═════ Data lines ═════

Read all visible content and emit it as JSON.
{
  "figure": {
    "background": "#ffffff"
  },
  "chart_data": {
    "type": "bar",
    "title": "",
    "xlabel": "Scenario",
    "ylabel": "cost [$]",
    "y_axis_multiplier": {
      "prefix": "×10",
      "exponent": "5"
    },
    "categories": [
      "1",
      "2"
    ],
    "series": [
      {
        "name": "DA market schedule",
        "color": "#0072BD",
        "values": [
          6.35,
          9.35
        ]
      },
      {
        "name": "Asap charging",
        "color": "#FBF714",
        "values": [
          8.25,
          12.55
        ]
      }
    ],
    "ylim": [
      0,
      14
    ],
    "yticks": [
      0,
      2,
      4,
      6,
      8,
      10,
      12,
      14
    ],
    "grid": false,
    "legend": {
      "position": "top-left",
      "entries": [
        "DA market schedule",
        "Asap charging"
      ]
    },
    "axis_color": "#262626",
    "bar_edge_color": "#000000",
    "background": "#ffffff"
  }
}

═════

-- To do --
Transcribe every entry exactly, omitting nothing.

-- Reply --
Read all visible content and emit it as JSON.
{
  "figure": {
    "background": "#ffffff"
  },
  "chart_data": {
    "type": "bar",
    "title": "",
    "xlabel": "Scenario",
    "ylabel": "cost [$]",
    "y_axis_multiplier": {
      "prefix": "×10",
      "exponent": "5"
    },
    "categories": [
      "1",
      "2"
    ],
    "series": [
      {
        "name": "DA market schedule",
        "color": "#0072BD",
        "values": [
          6.35,
          9.35
        ]
      },
      {
        "name": "Asap charging",
        "color": "#FBF714",
        "values": [
          8.25,
          12.55
        ]
      }
    ],
    "ylim": [
      0,
      14
    ],
    "yticks": [
      0,
      2,
      4,
      6,
      8,
      10,
      12,
      14
    ],
    "grid": false,
    "legend": {
      "position": "top-left",
      "entries": [
        "DA market schedule",
        "Asap charging"
      ]
    },
    "axis_color": "#262626",
    "bar_edge_color": "#000000",
    "background": "#ffffff"
  }
}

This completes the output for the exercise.